* Exercise task
Only the number is wanted: count the lines that contain "from".

-------- The data --------

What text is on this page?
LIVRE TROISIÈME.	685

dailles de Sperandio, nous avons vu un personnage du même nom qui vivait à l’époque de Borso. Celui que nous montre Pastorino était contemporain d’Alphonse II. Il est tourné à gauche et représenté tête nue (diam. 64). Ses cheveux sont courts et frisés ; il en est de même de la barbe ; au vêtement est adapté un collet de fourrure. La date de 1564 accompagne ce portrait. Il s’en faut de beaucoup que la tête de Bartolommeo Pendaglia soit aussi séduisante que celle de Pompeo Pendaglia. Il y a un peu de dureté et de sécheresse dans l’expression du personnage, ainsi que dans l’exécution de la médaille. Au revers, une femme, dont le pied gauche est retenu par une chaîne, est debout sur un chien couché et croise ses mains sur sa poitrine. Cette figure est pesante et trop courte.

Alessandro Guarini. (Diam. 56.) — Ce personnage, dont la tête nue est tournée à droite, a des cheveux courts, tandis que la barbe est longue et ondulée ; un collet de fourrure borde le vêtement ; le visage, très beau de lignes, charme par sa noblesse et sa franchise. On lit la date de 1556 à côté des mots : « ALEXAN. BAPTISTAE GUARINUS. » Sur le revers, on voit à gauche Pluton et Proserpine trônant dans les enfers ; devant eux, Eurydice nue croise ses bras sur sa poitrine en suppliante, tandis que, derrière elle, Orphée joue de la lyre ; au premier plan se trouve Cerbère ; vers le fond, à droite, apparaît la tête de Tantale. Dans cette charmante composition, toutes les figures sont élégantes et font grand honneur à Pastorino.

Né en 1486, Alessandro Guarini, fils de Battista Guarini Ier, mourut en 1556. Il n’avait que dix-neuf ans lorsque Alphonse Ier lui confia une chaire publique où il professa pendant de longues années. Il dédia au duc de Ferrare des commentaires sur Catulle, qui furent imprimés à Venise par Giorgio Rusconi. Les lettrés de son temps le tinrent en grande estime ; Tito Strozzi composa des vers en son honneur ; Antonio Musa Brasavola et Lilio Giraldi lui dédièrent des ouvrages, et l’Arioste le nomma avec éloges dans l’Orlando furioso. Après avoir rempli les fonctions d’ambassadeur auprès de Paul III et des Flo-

--------
-------- The data --------

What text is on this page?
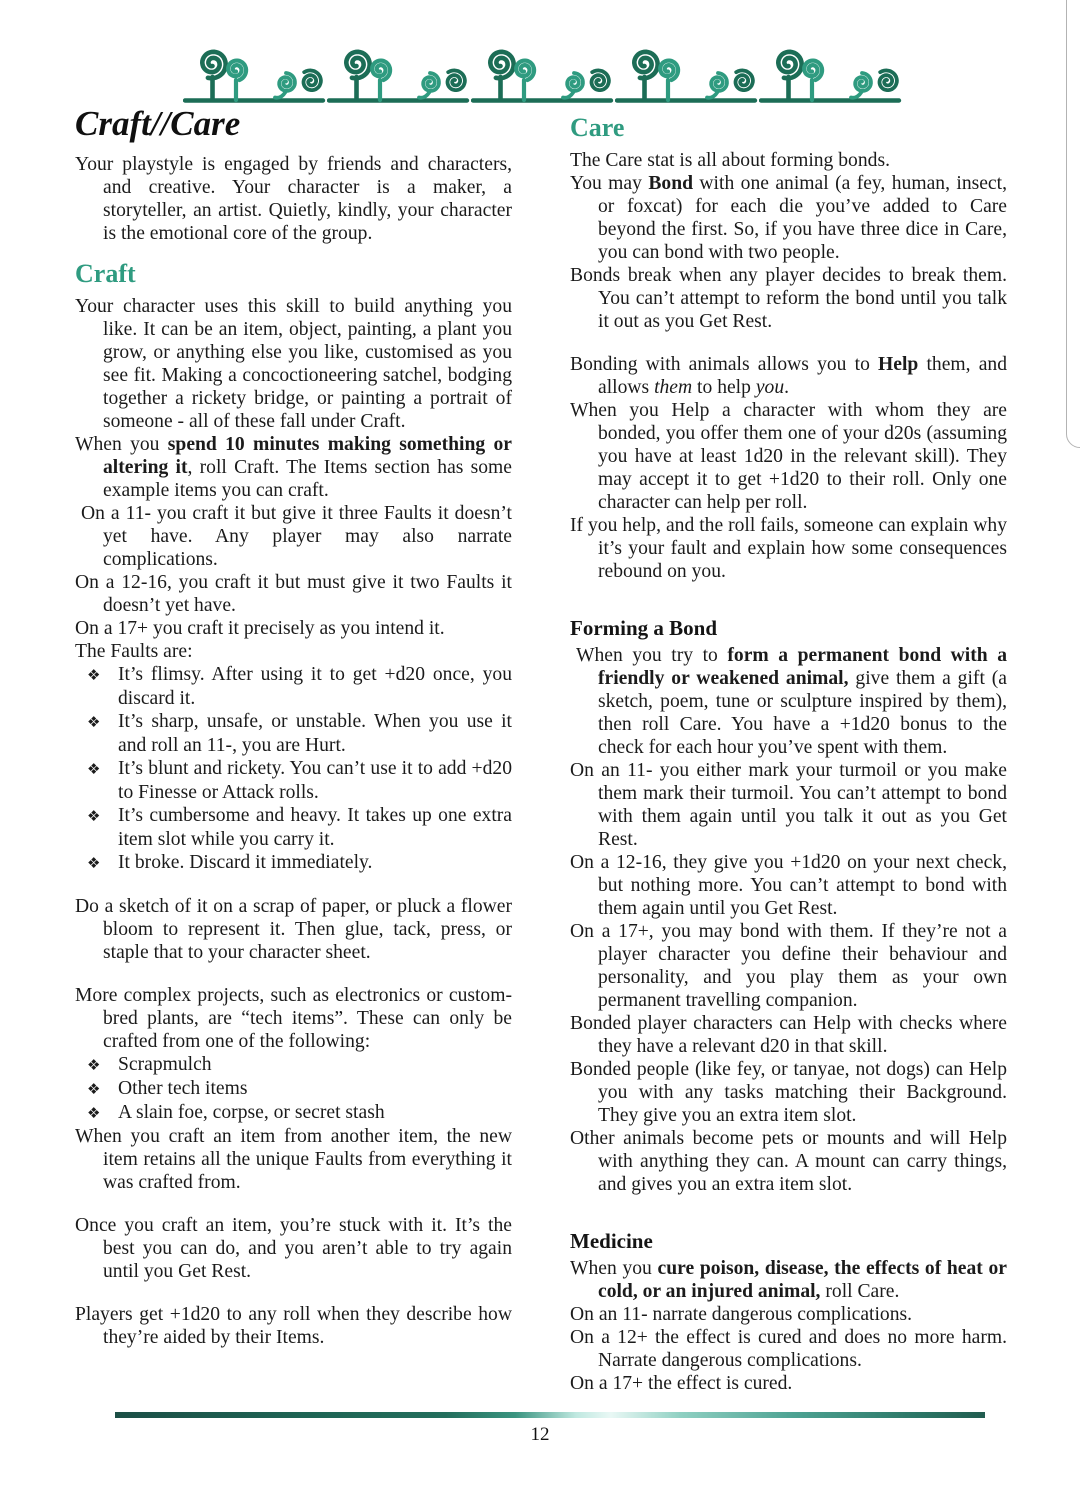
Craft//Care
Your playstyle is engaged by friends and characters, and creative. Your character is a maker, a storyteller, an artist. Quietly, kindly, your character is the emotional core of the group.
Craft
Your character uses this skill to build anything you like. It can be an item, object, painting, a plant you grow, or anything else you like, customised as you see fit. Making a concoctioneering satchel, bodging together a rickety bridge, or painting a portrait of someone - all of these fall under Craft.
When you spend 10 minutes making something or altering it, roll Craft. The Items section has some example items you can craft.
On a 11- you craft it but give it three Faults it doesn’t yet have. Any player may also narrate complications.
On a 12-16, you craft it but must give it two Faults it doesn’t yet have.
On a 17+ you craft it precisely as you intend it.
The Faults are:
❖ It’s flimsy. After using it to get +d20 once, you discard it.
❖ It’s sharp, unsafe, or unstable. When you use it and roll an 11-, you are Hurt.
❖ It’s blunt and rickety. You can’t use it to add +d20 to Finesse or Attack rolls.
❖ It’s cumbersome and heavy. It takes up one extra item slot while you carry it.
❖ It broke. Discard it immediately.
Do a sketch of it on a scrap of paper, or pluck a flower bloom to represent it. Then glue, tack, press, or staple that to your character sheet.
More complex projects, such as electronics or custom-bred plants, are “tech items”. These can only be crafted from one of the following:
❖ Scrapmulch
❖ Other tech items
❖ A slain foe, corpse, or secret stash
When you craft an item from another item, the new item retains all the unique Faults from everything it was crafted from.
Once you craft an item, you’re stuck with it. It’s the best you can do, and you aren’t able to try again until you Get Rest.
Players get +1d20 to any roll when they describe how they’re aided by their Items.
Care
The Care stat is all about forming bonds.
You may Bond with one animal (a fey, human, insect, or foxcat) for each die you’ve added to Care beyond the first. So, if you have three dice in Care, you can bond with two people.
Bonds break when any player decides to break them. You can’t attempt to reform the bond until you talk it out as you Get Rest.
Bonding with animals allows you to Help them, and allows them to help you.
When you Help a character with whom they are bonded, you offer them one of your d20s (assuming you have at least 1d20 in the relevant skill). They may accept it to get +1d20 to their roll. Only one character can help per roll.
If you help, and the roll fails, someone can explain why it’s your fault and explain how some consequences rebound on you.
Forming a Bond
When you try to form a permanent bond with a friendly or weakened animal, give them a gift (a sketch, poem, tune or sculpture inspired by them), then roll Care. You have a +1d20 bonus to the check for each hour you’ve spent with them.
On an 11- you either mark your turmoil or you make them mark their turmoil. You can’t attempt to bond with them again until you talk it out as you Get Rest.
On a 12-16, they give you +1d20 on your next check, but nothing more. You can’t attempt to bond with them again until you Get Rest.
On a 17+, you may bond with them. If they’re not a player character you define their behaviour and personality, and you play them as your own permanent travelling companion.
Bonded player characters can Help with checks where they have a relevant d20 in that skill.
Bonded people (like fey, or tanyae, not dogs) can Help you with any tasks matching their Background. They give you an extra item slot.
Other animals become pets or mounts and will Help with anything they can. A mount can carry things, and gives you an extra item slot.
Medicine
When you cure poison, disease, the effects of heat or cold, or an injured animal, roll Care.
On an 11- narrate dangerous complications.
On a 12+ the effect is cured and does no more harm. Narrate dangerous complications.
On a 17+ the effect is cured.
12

--------

* Solution for this task
2